→ Directive: Exactly as they appear, output all of the records. Skip any images.

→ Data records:
######

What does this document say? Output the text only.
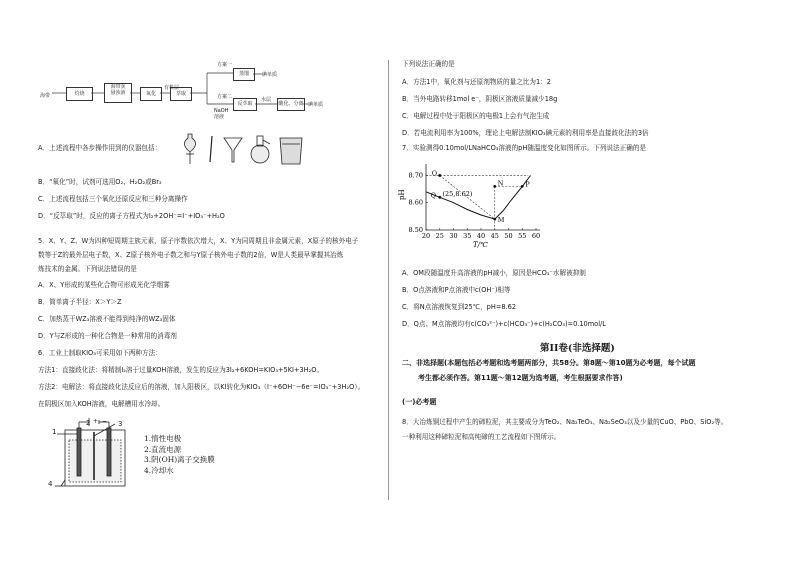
海带	灼烧
海带灰
悬浊液	氧化	萃取
有机层
方案一
蒸馏	碘单质
方案二
NaOH
溶液
反萃取
水层
酸化、分离 碘单质
A．上述流程中各步操作用到的仪器包括：
B．“氧化”时，试剂可选用O₂、H₂O₂或Br₂
C．上述流程包括三个氧化还原反应和三种分离操作
D．“反萃取”时，反应的离子方程式为I₂+2OH⁻=I⁻+IO₃⁻+H₂O
5．X、Y、Z、W为四种短周期主族元素，原子序数依次增大，X、Y为同周期且非金属元素，X原子的核外电子
数等于Z的最外层电子数，X、Z原子核外电子数之和与Y原子核外电子数的2倍，W是人类最早掌握其冶炼
炼技术的金属。下列说法错误的是
A．X、Y形成的某些化合物可形成光化学烟雾
B．简单离子半径：X＞Y＞Z
C．加热蒸干WZ₃溶液不能得到纯净的WZ₃固体
D．Y与Z形成的一种化合物是一种常用的消毒剂
6．工业上制取KIO₃可采用如下两种方法：
方法1：直接歧化法：将精制I₂溶于过量KOH溶液，发生的反应为3I₂+6KOH=KIO₃+5KI+3H₂O。
方法2：电解法：将直接歧化法反应后的溶液，加入阳极区，以KI转化为KIO₃（I⁻+6OH⁻−6e⁻=IO₃⁻+3H₂O）。
在阴极区加入KOH溶液，电解槽用水冷却。
1
2 + − 3
4
1.惰性电极
2.直流电源
3.阴(OH)离子交换膜
4.冷却水
下列说法正确的是
A．方法1中，氧化剂与还原剂物质的量之比为1：2
B．当外电路转移1mol e⁻，阴极区溶液质量减少18g
C．电解过程中处于阳极区的电极1上会有气泡生成
D．若电流利用率为100%，理论上电解法制KIO₃碘元素的利用率是直接歧化法的3倍
7．实验测得0.10mol/LNaHCO₃溶液的pH随温度变化如图所示。下列说法正确的是
20 25 30 35 40 45 50 55 60
8.50
8.60
8.70
pH
T/℃
O
Q
M
N	P
(25,8.62)
A．OM段随温度升高溶液的pH减小，原因是HCO₃⁻水解被抑制
B．O点溶液和P点溶液中c(OH⁻)相等
C．将N点溶液恢复到25℃，pH=8.62
D．Q点、M点溶液均有c(CO₃²⁻)+c(HCO₃⁻)+c(H₂CO₃)=0.10mol/L
第II卷(非选择题)
二、非选择题(本题包括必考题和选考题两部分，共58分。第8题～第10题为必考题，每个试题
考生都必须作答。第11题～第12题为选考题，考生根据要求作答)
(一)必考题
8．大冶炼铜过程中产生的碲粒泥，其主要成分为TeO₂、Na₂TeO₃、Na₂SeO₃以及少量的CuO、PbO、SiO₂等。
一种利用这种碲粒泥和高纯碲的工艺流程如下图所示。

######

→ Exercise answer:
What does this document say? Output the text only.
海带	灼烧
海带灰
悬浊液	氧化	萃取
有机层
方案一
蒸馏	碘单质
方案二
NaOH
溶液
反萃取
水层
酸化、分离 碘单质
A．上述流程中各步操作用到的仪器包括：
B．“氧化”时，试剂可选用O₂、H₂O₂或Br₂
C．上述流程包括三个氧化还原反应和三种分离操作
D．“反萃取”时，反应的离子方程式为I₂+2OH⁻=I⁻+IO₃⁻+H₂O
5．X、Y、Z、W为四种短周期主族元素，原子序数依次增大，X、Y为同周期且非金属元素，X原子的核外电子
数等于Z的最外层电子数，X、Z原子核外电子数之和与Y原子核外电子数的2倍，W是人类最早掌握其冶炼
炼技术的金属。下列说法错误的是
A．X、Y形成的某些化合物可形成光化学烟雾
B．简单离子半径：X＞Y＞Z
C．加热蒸干WZ₃溶液不能得到纯净的WZ₃固体
D．Y与Z形成的一种化合物是一种常用的消毒剂
6．工业上制取KIO₃可采用如下两种方法：
方法1：直接歧化法：将精制I₂溶于过量KOH溶液，发生的反应为3I₂+6KOH=KIO₃+5KI+3H₂O。
方法2：电解法：将直接歧化法反应后的溶液，加入阳极区，以KI转化为KIO₃（I⁻+6OH⁻−6e⁻=IO₃⁻+3H₂O）。
在阴极区加入KOH溶液，电解槽用水冷却。
1
2 + − 3
4
1.惰性电极
2.直流电源
3.阴(OH)离子交换膜
4.冷却水
下列说法正确的是
A．方法1中，氧化剂与还原剂物质的量之比为1：2
B．当外电路转移1mol e⁻，阴极区溶液质量减少18g
C．电解过程中处于阳极区的电极1上会有气泡生成
D．若电流利用率为100%，理论上电解法制KIO₃碘元素的利用率是直接歧化法的3倍
7．实验测得0.10mol/LNaHCO₃溶液的pH随温度变化如图所示。下列说法正确的是
20 25 30 35 40 45 50 55 60
8.50
8.60
8.70
pH
T/℃
O
Q
M
N	P
(25,8.62)
A．OM段随温度升高溶液的pH减小，原因是HCO₃⁻水解被抑制
B．O点溶液和P点溶液中c(OH⁻)相等
C．将N点溶液恢复到25℃，pH=8.62
D．Q点、M点溶液均有c(CO₃²⁻)+c(HCO₃⁻)+c(H₂CO₃)=0.10mol/L
第II卷(非选择题)
二、非选择题(本题包括必考题和选考题两部分，共58分。第8题～第10题为必考题，每个试题
考生都必须作答。第11题～第12题为选考题，考生根据要求作答)
(一)必考题
8．大冶炼铜过程中产生的碲粒泥，其主要成分为TeO₂、Na₂TeO₃、Na₂SeO₃以及少量的CuO、PbO、SiO₂等。
一种利用这种碲粒泥和高纯碲的工艺流程如下图所示。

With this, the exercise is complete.